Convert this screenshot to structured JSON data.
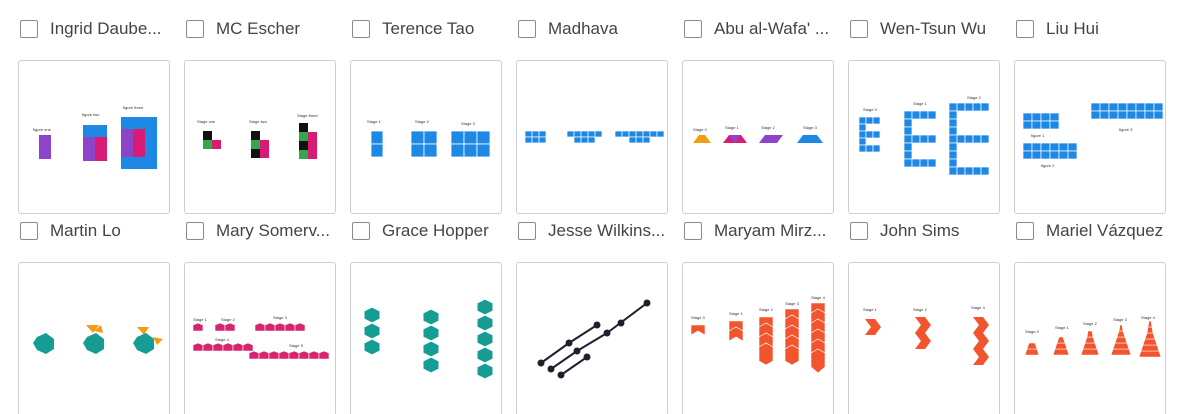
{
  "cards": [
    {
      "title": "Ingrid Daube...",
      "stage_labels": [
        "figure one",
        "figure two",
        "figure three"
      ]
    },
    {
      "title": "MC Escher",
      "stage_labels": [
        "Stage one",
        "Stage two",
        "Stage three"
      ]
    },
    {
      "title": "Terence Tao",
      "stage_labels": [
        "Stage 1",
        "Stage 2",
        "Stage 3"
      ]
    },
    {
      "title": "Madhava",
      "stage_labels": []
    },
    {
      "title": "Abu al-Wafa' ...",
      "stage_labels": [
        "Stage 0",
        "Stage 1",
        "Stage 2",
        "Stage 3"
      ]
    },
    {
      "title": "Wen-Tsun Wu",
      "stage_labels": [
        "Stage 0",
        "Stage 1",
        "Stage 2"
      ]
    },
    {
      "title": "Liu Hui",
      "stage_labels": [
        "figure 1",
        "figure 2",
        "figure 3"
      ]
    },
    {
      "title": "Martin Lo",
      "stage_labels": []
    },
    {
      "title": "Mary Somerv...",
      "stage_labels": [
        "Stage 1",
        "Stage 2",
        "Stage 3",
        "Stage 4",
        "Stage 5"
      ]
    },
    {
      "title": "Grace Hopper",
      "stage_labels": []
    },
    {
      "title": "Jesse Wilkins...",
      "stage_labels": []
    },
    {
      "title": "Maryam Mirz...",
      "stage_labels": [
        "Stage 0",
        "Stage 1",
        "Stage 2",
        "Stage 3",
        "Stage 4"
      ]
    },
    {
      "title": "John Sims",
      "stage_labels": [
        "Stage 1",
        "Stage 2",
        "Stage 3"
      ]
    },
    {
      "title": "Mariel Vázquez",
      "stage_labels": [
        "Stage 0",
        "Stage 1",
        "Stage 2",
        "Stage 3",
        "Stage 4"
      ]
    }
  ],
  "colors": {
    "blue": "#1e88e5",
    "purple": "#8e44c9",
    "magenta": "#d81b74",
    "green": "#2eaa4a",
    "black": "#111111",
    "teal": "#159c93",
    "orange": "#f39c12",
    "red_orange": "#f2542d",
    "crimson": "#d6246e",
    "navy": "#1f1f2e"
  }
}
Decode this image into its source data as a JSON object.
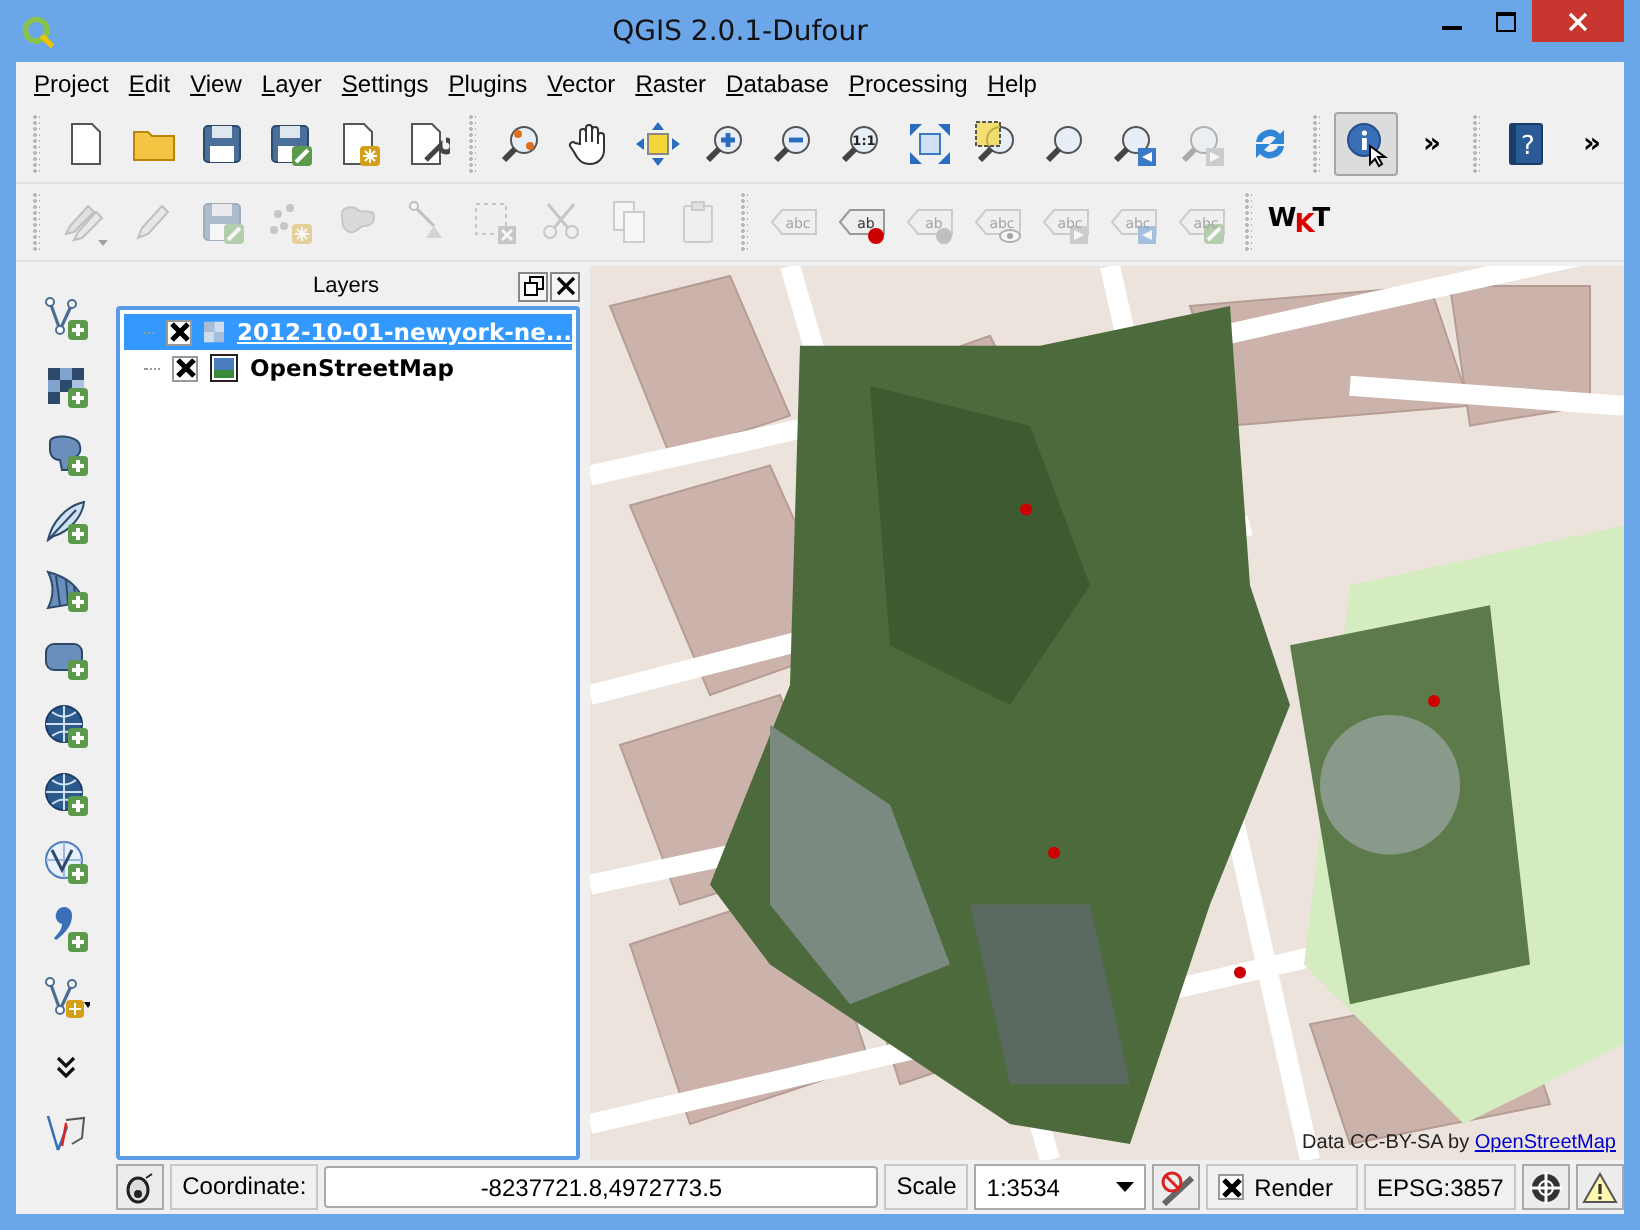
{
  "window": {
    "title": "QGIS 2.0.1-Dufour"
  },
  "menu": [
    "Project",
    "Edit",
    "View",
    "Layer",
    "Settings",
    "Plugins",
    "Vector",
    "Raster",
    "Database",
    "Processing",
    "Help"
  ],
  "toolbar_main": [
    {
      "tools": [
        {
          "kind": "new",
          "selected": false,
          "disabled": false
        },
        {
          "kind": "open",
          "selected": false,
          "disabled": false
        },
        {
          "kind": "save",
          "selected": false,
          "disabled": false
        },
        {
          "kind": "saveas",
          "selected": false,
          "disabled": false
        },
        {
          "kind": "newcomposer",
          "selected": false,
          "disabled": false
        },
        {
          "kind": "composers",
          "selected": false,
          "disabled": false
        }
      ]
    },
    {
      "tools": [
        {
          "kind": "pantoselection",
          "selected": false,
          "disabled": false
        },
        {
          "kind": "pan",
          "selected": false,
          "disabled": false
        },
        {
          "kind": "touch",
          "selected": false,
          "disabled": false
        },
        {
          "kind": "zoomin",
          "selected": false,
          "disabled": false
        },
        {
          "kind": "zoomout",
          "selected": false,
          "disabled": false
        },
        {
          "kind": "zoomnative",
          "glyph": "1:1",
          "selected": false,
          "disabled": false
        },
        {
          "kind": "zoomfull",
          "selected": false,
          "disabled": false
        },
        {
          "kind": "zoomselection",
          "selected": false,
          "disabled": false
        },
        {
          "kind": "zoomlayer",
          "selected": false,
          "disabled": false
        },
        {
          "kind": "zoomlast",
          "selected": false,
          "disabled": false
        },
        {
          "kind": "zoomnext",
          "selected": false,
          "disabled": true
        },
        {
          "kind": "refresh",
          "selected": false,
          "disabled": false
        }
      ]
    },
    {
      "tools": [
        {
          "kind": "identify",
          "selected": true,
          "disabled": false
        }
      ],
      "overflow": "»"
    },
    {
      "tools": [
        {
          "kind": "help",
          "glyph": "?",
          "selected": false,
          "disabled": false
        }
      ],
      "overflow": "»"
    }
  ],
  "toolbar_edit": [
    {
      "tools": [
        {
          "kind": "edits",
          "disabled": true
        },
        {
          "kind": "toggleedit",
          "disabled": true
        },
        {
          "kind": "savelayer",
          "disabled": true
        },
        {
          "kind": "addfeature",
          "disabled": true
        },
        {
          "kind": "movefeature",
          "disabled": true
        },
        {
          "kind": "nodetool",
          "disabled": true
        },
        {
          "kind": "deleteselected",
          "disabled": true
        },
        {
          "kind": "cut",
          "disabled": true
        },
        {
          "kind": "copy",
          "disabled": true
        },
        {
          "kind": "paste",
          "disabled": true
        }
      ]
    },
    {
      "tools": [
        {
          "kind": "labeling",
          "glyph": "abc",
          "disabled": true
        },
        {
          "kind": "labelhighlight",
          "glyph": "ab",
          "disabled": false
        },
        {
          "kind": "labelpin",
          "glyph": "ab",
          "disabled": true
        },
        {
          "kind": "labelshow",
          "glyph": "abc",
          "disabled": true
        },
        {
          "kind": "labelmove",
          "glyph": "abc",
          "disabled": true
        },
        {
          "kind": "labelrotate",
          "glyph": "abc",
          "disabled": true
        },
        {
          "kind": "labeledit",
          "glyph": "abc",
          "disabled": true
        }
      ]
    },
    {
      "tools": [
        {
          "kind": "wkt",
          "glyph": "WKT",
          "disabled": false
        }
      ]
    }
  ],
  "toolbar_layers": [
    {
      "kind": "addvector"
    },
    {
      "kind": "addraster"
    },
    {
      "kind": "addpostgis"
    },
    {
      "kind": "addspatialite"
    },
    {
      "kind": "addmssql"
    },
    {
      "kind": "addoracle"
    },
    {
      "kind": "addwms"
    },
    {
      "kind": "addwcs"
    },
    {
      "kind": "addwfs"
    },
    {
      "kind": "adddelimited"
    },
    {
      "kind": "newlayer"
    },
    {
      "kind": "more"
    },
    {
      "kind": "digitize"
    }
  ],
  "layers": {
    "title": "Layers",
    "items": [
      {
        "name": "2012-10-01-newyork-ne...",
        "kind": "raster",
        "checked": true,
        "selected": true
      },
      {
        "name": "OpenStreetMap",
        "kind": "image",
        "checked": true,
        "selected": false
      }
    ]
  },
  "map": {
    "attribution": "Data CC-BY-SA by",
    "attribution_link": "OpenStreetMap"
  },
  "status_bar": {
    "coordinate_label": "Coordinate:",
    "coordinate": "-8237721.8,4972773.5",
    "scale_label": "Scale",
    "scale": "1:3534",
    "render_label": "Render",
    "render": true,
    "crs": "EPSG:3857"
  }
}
○ ○ ○
◆ **What this task involves**: Reproduce the full listing above verbatim, with no pictures included.

◆ **Task response**:
Convert this screenshot to structured JSON data.
{
  "cards": [
    {
      "title": "Ingrid Daube...",
      "stage_labels": [
        "figure one",
        "figure two",
        "figure three"
      ]
    },
    {
      "title": "MC Escher",
      "stage_labels": [
        "Stage one",
        "Stage two",
        "Stage three"
      ]
    },
    {
      "title": "Terence Tao",
      "stage_labels": [
        "Stage 1",
        "Stage 2",
        "Stage 3"
      ]
    },
    {
      "title": "Madhava",
      "stage_labels": []
    },
    {
      "title": "Abu al-Wafa' ...",
      "stage_labels": [
        "Stage 0",
        "Stage 1",
        "Stage 2",
        "Stage 3"
      ]
    },
    {
      "title": "Wen-Tsun Wu",
      "stage_labels": [
        "Stage 0",
        "Stage 1",
        "Stage 2"
      ]
    },
    {
      "title": "Liu Hui",
      "stage_labels": [
        "figure 1",
        "figure 2",
        "figure 3"
      ]
    },
    {
      "title": "Martin Lo",
      "stage_labels": []
    },
    {
      "title": "Mary Somerv...",
      "stage_labels": [
        "Stage 1",
        "Stage 2",
        "Stage 3",
        "Stage 4",
        "Stage 5"
      ]
    },
    {
      "title": "Grace Hopper",
      "stage_labels": []
    },
    {
      "title": "Jesse Wilkins...",
      "stage_labels": []
    },
    {
      "title": "Maryam Mirz...",
      "stage_labels": [
        "Stage 0",
        "Stage 1",
        "Stage 2",
        "Stage 3",
        "Stage 4"
      ]
    },
    {
      "title": "John Sims",
      "stage_labels": [
        "Stage 1",
        "Stage 2",
        "Stage 3"
      ]
    },
    {
      "title": "Mariel Vázquez",
      "stage_labels": [
        "Stage 0",
        "Stage 1",
        "Stage 2",
        "Stage 3",
        "Stage 4"
      ]
    }
  ],
  "colors": {
    "blue": "#1e88e5",
    "purple": "#8e44c9",
    "magenta": "#d81b74",
    "green": "#2eaa4a",
    "black": "#111111",
    "teal": "#159c93",
    "orange": "#f39c12",
    "red_orange": "#f2542d",
    "crimson": "#d6246e",
    "navy": "#1f1f2e"
  }
}
Decode this image into its source data as a JSON object.
{
  "window": {
    "title": "QGIS 2.0.1-Dufour"
  },
  "menu": [
    "Project",
    "Edit",
    "View",
    "Layer",
    "Settings",
    "Plugins",
    "Vector",
    "Raster",
    "Database",
    "Processing",
    "Help"
  ],
  "toolbar_main": [
    {
      "tools": [
        {
          "kind": "new",
          "selected": false,
          "disabled": false
        },
        {
          "kind": "open",
          "selected": false,
          "disabled": false
        },
        {
          "kind": "save",
          "selected": false,
          "disabled": false
        },
        {
          "kind": "saveas",
          "selected": false,
          "disabled": false
        },
        {
          "kind": "newcomposer",
          "selected": false,
          "disabled": false
        },
        {
          "kind": "composers",
          "selected": false,
          "disabled": false
        }
      ]
    },
    {
      "tools": [
        {
          "kind": "pantoselection",
          "selected": false,
          "disabled": false
        },
        {
          "kind": "pan",
          "selected": false,
          "disabled": false
        },
        {
          "kind": "touch",
          "selected": false,
          "disabled": false
        },
        {
          "kind": "zoomin",
          "selected": false,
          "disabled": false
        },
        {
          "kind": "zoomout",
          "selected": false,
          "disabled": false
        },
        {
          "kind": "zoomnative",
          "glyph": "1:1",
          "selected": false,
          "disabled": false
        },
        {
          "kind": "zoomfull",
          "selected": false,
          "disabled": false
        },
        {
          "kind": "zoomselection",
          "selected": false,
          "disabled": false
        },
        {
          "kind": "zoomlayer",
          "selected": false,
          "disabled": false
        },
        {
          "kind": "zoomlast",
          "selected": false,
          "disabled": false
        },
        {
          "kind": "zoomnext",
          "selected": false,
          "disabled": true
        },
        {
          "kind": "refresh",
          "selected": false,
          "disabled": false
        }
      ]
    },
    {
      "tools": [
        {
          "kind": "identify",
          "selected": true,
          "disabled": false
        }
      ],
      "overflow": "»"
    },
    {
      "tools": [
        {
          "kind": "help",
          "glyph": "?",
          "selected": false,
          "disabled": false
        }
      ],
      "overflow": "»"
    }
  ],
  "toolbar_edit": [
    {
      "tools": [
        {
          "kind": "edits",
          "disabled": true
        },
        {
          "kind": "toggleedit",
          "disabled": true
        },
        {
          "kind": "savelayer",
          "disabled": true
        },
        {
          "kind": "addfeature",
          "disabled": true
        },
        {
          "kind": "movefeature",
          "disabled": true
        },
        {
          "kind": "nodetool",
          "disabled": true
        },
        {
          "kind": "deleteselected",
          "disabled": true
        },
        {
          "kind": "cut",
          "disabled": true
        },
        {
          "kind": "copy",
          "disabled": true
        },
        {
          "kind": "paste",
          "disabled": true
        }
      ]
    },
    {
      "tools": [
        {
          "kind": "labeling",
          "glyph": "abc",
          "disabled": true
        },
        {
          "kind": "labelhighlight",
          "glyph": "ab",
          "disabled": false
        },
        {
          "kind": "labelpin",
          "glyph": "ab",
          "disabled": true
        },
        {
          "kind": "labelshow",
          "glyph": "abc",
          "disabled": true
        },
        {
          "kind": "labelmove",
          "glyph": "abc",
          "disabled": true
        },
        {
          "kind": "labelrotate",
          "glyph": "abc",
          "disabled": true
        },
        {
          "kind": "labeledit",
          "glyph": "abc",
          "disabled": true
        }
      ]
    },
    {
      "tools": [
        {
          "kind": "wkt",
          "glyph": "WKT",
          "disabled": false
        }
      ]
    }
  ],
  "toolbar_layers": [
    {
      "kind": "addvector"
    },
    {
      "kind": "addraster"
    },
    {
      "kind": "addpostgis"
    },
    {
      "kind": "addspatialite"
    },
    {
      "kind": "addmssql"
    },
    {
      "kind": "addoracle"
    },
    {
      "kind": "addwms"
    },
    {
      "kind": "addwcs"
    },
    {
      "kind": "addwfs"
    },
    {
      "kind": "adddelimited"
    },
    {
      "kind": "newlayer"
    },
    {
      "kind": "more"
    },
    {
      "kind": "digitize"
    }
  ],
  "layers": {
    "title": "Layers",
    "items": [
      {
        "name": "2012-10-01-newyork-ne...",
        "kind": "raster",
        "checked": true,
        "selected": true
      },
      {
        "name": "OpenStreetMap",
        "kind": "image",
        "checked": true,
        "selected": false
      }
    ]
  },
  "map": {
    "attribution": "Data CC-BY-SA by",
    "attribution_link": "OpenStreetMap"
  },
  "status_bar": {
    "coordinate_label": "Coordinate:",
    "coordinate": "-8237721.8,4972773.5",
    "scale_label": "Scale",
    "scale": "1:3534",
    "render_label": "Render",
    "render": true,
    "crs": "EPSG:3857"
  }
}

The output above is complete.